## Start Passage provided

By A H GhaniIt is consolidation time in India Inc. Mergers and acquisitions (M&A) are getting more frequent and bigger by the day. Driven by the desire for economical sizes and core competence, scores of companies are looking at M&A as one sure way to attain corporate nirvana. Says Amitava Guha-Roy, executive director of PricewaterhouseCoopers: "Companies are clamouring for slots among the top three in an industry. This is driving M&A today." The new-found focus on enhancing shareholder values too has been propelling M&A deals of late.
The trend is clear. Companies want to build up their market positions and capacities. They want to consolidate in vertical streams, down the supply chain. Says Sanjay Dhir, assistant director (investment banking) with Jardine Fleming India Securities: "Businessmen are realising today that they need to pool in their resources." Little surprising that they are gradually turning emotionally less attached to their assets. Their obsession with a 51 per cent control seems to be over. Indian businessmen are turning contented with just a foothold in emerging opportunities.
Strategic tool
What do all these trends imply? M&A is fast becoming a strategic tool. Today, M&A addresses issues such as what business to be in and why one might have sustainable comparative advantages in certain businesses. Says Rajeev Gupta, executive vice president of DSP Merrill Lynch and head of its M&A division: "M&A addresses precisely those questions which are usually handled by management consultants such as McKinsey." True, companies are asking their investment bankers whether the proposed acquisition fits into their portfolio and what comparative advantage does that bring in.
The Indiaworld deal, the three-way deal involving AT&T, the Tatas and the Birlas, and Hindalco's acquisition of Indian Aluminium are some of the deals that reflect this growing trend. Says Munesh Khanna, country head (corporate finance) of Arthur Andersen India: "We are moving away from standard buyouts and getting into structured deals such as Tata Tea's acquisition of Tetley." This is one of the emerging trends in Indian M&A.
Dogs in the manger
Sure, the M&A road is getting longer with the number of deals rising. But, the ride is not smooth: the road is littered with obstacles. Financial institutions (FIs) are one big hurdle that is preventing Indian M&A from getting turbocharged. These FIs have a difficult-to-change mindset and are impediments to wealth creation. They are irrational and continue to hold stakes in companies which bring in no returns. Quite often, their decisions and actions have prevented industries from becoming competitive. For, their decision to sell corporate stakes are not driven by merits of the offers, but by what their political masters tell them to do. Says Gupta of DSP Merrill Lynch: "FIs are the real dogs in the manger."
No doubt that the FIs have not allowed a lot of deals to go through. The Essar Power-Marathon, the RIL-L&T and the DLF-Gujarat Ambuja deals are a few examples of how the Indian FIs act as spokes in the M&A wheel. In the DLF-Gujarat Ambuja deal, the FIs actually discouraged the French major Lafarge from buying into DLF. Says Sunil Gulati, managing director of Bank of America and head of its investment banking group: "Their rationale behind discouraging Lafarge was that the takeover would result in price-undercutting leading to conflict of interests." As owners and lenders, the FIs did not allow the proposed takeover.

## End Passage provided
## Start Dataset records

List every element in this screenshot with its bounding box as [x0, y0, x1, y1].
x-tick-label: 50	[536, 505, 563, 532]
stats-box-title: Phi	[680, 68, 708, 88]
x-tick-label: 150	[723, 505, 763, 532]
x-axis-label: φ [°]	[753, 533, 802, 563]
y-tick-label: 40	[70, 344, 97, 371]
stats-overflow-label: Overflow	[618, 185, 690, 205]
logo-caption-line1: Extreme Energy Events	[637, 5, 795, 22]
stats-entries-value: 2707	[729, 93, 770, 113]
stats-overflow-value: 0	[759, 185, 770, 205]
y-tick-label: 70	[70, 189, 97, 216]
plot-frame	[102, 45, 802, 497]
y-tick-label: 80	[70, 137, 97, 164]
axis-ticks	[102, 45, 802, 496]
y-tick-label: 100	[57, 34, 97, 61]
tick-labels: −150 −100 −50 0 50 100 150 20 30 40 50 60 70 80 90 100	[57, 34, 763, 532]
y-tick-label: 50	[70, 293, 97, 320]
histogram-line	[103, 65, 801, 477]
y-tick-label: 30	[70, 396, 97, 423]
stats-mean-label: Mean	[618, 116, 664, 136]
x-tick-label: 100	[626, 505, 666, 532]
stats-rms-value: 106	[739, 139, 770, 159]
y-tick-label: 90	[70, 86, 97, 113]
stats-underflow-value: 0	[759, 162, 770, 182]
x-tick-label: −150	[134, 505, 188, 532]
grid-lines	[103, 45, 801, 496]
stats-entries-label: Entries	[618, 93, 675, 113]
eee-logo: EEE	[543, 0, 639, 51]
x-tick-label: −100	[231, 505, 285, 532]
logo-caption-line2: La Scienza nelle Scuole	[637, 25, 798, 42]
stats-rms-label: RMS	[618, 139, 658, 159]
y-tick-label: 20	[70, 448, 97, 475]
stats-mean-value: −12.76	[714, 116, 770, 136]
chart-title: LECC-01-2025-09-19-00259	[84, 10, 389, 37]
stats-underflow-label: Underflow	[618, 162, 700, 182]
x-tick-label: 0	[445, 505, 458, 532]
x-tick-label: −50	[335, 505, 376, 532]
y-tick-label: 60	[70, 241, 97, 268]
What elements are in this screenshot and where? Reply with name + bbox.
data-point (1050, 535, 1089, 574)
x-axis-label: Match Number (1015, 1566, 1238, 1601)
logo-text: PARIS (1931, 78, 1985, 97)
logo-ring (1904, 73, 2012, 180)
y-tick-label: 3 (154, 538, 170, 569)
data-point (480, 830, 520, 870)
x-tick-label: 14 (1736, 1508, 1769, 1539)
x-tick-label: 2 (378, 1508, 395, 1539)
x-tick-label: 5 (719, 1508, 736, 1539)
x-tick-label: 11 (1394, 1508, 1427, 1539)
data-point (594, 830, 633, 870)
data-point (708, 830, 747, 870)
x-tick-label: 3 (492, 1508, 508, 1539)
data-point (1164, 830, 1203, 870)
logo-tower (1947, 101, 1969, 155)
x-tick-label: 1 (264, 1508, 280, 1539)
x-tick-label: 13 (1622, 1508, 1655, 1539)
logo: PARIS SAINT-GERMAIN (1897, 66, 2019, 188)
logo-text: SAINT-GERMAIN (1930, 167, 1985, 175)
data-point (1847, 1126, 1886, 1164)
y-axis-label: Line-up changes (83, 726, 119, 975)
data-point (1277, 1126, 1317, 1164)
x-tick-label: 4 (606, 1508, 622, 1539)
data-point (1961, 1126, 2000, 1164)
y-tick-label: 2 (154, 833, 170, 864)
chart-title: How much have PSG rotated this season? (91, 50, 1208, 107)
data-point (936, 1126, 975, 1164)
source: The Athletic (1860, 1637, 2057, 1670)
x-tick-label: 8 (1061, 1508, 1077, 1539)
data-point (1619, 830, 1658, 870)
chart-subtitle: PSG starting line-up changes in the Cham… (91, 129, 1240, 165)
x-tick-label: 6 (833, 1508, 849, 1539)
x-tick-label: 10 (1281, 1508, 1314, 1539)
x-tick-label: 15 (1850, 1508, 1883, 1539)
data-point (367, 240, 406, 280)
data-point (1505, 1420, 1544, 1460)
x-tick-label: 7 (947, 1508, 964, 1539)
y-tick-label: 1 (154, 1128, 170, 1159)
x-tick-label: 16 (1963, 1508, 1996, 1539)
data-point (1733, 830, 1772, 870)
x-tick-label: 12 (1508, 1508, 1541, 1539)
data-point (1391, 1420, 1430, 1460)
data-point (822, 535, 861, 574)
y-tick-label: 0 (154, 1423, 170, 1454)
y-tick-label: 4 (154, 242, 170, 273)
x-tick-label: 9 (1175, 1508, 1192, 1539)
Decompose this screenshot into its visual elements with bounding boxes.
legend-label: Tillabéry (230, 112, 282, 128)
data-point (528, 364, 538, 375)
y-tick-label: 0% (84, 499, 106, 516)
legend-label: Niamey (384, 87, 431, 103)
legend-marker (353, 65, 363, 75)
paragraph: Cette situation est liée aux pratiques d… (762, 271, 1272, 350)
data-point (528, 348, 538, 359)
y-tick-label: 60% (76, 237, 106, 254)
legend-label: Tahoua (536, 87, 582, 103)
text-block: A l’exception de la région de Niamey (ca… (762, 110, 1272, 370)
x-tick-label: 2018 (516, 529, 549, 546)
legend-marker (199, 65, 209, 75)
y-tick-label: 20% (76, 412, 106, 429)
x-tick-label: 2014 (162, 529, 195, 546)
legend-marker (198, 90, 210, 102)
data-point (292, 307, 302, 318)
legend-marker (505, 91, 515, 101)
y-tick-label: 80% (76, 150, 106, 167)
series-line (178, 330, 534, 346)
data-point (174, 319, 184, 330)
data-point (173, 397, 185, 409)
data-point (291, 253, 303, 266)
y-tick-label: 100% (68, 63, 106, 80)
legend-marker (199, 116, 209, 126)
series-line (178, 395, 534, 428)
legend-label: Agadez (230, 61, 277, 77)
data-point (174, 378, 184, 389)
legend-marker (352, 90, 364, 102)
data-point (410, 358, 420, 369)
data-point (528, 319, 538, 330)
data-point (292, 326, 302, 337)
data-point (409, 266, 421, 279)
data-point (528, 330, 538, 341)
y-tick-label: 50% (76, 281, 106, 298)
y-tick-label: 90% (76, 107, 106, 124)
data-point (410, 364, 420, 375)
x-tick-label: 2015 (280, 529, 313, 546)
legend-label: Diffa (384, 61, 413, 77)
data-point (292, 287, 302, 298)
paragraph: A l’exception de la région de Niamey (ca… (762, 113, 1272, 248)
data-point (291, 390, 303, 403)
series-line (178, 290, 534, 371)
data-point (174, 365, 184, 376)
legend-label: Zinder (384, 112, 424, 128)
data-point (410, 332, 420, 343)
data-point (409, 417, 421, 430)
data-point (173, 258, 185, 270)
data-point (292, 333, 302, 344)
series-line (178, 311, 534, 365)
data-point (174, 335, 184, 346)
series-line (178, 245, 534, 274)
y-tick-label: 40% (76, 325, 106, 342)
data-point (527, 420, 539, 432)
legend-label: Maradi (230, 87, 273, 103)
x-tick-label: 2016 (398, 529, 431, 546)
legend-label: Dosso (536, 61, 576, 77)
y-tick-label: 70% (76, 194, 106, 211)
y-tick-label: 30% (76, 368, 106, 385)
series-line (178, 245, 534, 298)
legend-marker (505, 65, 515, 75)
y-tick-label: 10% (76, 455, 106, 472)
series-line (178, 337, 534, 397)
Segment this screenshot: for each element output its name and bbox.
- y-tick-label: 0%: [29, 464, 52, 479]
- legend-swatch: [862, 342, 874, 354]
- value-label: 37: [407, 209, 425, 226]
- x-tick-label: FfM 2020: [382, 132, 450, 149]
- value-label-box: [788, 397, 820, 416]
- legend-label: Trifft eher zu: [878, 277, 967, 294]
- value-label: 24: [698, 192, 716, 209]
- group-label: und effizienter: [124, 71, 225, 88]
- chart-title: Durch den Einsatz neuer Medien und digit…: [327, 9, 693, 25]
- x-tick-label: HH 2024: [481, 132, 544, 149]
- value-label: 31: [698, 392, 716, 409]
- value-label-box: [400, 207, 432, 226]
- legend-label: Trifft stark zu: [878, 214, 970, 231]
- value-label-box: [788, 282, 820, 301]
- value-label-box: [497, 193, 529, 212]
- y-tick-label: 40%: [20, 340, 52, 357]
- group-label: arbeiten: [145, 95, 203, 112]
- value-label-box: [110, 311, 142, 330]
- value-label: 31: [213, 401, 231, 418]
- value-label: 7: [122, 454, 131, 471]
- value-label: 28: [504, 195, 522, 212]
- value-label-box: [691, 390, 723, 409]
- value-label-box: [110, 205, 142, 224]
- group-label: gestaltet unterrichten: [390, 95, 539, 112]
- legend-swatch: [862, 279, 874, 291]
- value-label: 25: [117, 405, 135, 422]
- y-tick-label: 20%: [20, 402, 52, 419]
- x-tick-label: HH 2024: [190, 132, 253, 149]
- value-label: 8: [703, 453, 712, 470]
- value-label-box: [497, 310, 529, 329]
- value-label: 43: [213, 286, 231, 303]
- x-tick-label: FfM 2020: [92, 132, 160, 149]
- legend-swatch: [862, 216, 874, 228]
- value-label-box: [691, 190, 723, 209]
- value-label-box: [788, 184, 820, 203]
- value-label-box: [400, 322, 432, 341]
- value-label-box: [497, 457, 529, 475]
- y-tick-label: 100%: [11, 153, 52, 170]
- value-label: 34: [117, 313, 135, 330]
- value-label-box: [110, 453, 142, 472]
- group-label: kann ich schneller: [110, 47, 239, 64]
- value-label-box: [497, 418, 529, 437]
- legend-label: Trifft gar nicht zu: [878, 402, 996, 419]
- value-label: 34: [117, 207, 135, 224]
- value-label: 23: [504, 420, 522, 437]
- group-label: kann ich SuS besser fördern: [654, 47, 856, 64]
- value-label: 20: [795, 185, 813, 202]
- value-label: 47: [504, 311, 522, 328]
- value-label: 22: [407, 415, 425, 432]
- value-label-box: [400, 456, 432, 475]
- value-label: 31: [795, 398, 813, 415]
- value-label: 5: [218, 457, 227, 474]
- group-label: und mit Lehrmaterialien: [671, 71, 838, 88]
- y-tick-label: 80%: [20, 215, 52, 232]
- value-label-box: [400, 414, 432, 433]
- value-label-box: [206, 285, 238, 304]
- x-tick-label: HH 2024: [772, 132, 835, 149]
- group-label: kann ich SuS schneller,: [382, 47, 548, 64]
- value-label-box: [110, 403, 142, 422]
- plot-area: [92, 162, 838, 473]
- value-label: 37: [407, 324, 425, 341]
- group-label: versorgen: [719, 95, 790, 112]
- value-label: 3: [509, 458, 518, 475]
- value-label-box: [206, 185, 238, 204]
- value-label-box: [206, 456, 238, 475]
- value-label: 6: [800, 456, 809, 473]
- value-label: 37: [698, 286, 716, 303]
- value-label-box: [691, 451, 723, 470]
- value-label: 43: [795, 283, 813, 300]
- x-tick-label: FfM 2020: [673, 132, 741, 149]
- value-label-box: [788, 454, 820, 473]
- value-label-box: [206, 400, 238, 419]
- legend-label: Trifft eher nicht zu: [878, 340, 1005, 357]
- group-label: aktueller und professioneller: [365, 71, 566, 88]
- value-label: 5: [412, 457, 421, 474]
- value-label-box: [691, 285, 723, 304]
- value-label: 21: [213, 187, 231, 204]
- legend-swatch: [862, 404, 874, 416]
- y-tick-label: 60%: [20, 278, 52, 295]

## End Dataset records

■ Instructions ■
1. In the article on mergers and acquisitions in India, who called financial institutions "the real dogs in the manger"?
2. Continue the article on mergers and acquisitions in India from the point where it stops.

■ Responses ■
1. Rajeev Gupta, executive vice president of DSP Merrill Lynch and head of its M&A division.

2.
That brings up another issue. Quite often, the FIs happen to be term-lenders and equity-holders in the same company. If the FIs are lenders and owners, not in one company, but across most companies in a sector, there is a real conflict of interest. A suggestion here: let the FIs not be on company boards.
What needs to be done now? In the case of all those companies where the FIs hold substantial stakes, they need to offload their stakes through open market deals or strategic sales. The FIs should begin using M&A as a vehicle for restructuring their portfolios. Says Rana Kapoor, managing director of Rabo India Finance: "FIs can act as sounding boards and do assessment on corporate report cards." Thus, the FIs can trigger off M&A deals. This should happen.
When would that happen is anybody's guess. Consider the FIs' ongoing dilemma over what they should do with their stakes in Modi Rubber. This clearly shows that FIs lack focus. It is high time they turned more proactive in managing their portfolios. Developmental investments acquired while financing corporate projects form a bulk of FIs' investments and they make up the FIs' investment portfolio. But, then they have market portfolios too. Says Kapoor of Rabo India Finance: "Once the developmental objectives are fulfiled, FIs need to merge their investment portfolio with their market portfolio." This calls for tremendous rationalisation in the attitude of the FIs.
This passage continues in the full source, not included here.